____ RECORDED INFORMATION

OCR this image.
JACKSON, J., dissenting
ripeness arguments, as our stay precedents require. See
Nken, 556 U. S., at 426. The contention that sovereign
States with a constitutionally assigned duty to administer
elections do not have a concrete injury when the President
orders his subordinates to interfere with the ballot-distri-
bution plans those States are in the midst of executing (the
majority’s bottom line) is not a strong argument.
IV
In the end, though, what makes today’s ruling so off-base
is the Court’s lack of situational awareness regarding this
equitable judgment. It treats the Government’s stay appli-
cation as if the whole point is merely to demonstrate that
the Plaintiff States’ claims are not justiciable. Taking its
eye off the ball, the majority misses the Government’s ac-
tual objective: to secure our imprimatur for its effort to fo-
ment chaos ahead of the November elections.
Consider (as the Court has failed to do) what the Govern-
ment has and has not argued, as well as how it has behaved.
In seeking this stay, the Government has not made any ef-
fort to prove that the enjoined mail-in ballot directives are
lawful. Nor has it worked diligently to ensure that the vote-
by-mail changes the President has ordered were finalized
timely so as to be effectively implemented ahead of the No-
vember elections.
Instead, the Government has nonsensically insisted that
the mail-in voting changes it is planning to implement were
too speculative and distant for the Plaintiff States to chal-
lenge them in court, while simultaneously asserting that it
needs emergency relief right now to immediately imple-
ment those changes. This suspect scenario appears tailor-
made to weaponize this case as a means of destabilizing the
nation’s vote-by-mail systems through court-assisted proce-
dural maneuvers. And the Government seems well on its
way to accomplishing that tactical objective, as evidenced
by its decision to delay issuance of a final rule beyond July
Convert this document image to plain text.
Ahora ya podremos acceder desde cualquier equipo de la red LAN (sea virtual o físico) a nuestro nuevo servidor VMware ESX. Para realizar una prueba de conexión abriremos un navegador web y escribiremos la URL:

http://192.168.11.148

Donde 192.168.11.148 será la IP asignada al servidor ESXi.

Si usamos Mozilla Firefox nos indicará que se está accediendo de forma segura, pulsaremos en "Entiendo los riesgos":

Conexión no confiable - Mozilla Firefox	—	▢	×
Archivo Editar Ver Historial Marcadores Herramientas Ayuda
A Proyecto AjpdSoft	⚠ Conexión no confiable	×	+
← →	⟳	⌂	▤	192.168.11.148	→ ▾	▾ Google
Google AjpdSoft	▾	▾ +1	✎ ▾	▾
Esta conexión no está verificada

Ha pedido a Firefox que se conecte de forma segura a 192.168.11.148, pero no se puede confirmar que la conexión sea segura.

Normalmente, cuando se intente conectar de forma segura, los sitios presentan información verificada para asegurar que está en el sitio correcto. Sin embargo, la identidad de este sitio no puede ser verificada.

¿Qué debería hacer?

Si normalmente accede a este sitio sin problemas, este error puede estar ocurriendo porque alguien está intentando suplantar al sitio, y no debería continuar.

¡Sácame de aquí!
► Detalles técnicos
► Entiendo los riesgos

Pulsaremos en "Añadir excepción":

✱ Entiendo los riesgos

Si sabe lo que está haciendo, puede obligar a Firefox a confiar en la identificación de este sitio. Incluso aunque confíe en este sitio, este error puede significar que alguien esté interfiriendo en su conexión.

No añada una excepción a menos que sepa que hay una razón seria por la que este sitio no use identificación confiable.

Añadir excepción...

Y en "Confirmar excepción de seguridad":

________

- [THE EXERCISE]
Please repeat the material above, word for word and in full.

- [RIGHT ANSWER]
OCR this image.
JACKSON, J., dissenting
ripeness arguments, as our stay precedents require. See
Nken, 556 U. S., at 426. The contention that sovereign
States with a constitutionally assigned duty to administer
elections do not have a concrete injury when the President
orders his subordinates to interfere with the ballot-distri-
bution plans those States are in the midst of executing (the
majority’s bottom line) is not a strong argument.
IV
In the end, though, what makes today’s ruling so off-base
is the Court’s lack of situational awareness regarding this
equitable judgment. It treats the Government’s stay appli-
cation as if the whole point is merely to demonstrate that
the Plaintiff States’ claims are not justiciable. Taking its
eye off the ball, the majority misses the Government’s ac-
tual objective: to secure our imprimatur for its effort to fo-
ment chaos ahead of the November elections.
Consider (as the Court has failed to do) what the Govern-
ment has and has not argued, as well as how it has behaved.
In seeking this stay, the Government has not made any ef-
fort to prove that the enjoined mail-in ballot directives are
lawful. Nor has it worked diligently to ensure that the vote-
by-mail changes the President has ordered were finalized
timely so as to be effectively implemented ahead of the No-
vember elections.
Instead, the Government has nonsensically insisted that
the mail-in voting changes it is planning to implement were
too speculative and distant for the Plaintiff States to chal-
lenge them in court, while simultaneously asserting that it
needs emergency relief right now to immediately imple-
ment those changes. This suspect scenario appears tailor-
made to weaponize this case as a means of destabilizing the
nation’s vote-by-mail systems through court-assisted proce-
dural maneuvers. And the Government seems well on its
way to accomplishing that tactical objective, as evidenced
by its decision to delay issuance of a final rule beyond July
Convert this document image to plain text.
Ahora ya podremos acceder desde cualquier equipo de la red LAN (sea virtual o físico) a nuestro nuevo servidor VMware ESX. Para realizar una prueba de conexión abriremos un navegador web y escribiremos la URL:

http://192.168.11.148

Donde 192.168.11.148 será la IP asignada al servidor ESXi.

Si usamos Mozilla Firefox nos indicará que se está accediendo de forma segura, pulsaremos en "Entiendo los riesgos":

Conexión no confiable - Mozilla Firefox	—	▢	×
Archivo Editar Ver Historial Marcadores Herramientas Ayuda
A Proyecto AjpdSoft	⚠ Conexión no confiable	×	+
← →	⟳	⌂	▤	192.168.11.148	→ ▾	▾ Google
Google AjpdSoft	▾	▾ +1	✎ ▾	▾
Esta conexión no está verificada

Ha pedido a Firefox que se conecte de forma segura a 192.168.11.148, pero no se puede confirmar que la conexión sea segura.

Normalmente, cuando se intente conectar de forma segura, los sitios presentan información verificada para asegurar que está en el sitio correcto. Sin embargo, la identidad de este sitio no puede ser verificada.

¿Qué debería hacer?

Si normalmente accede a este sitio sin problemas, este error puede estar ocurriendo porque alguien está intentando suplantar al sitio, y no debería continuar.

¡Sácame de aquí!
► Detalles técnicos
► Entiendo los riesgos

Pulsaremos en "Añadir excepción":

✱ Entiendo los riesgos

Si sabe lo que está haciendo, puede obligar a Firefox a confiar en la identificación de este sitio. Incluso aunque confíe en este sitio, este error puede significar que alguien esté interfiriendo en su conexión.

No añada una excepción a menos que sepa que hay una razón seria por la que este sitio no use identificación confiable.

Añadir excepción...

Y en "Confirmar excepción de seguridad":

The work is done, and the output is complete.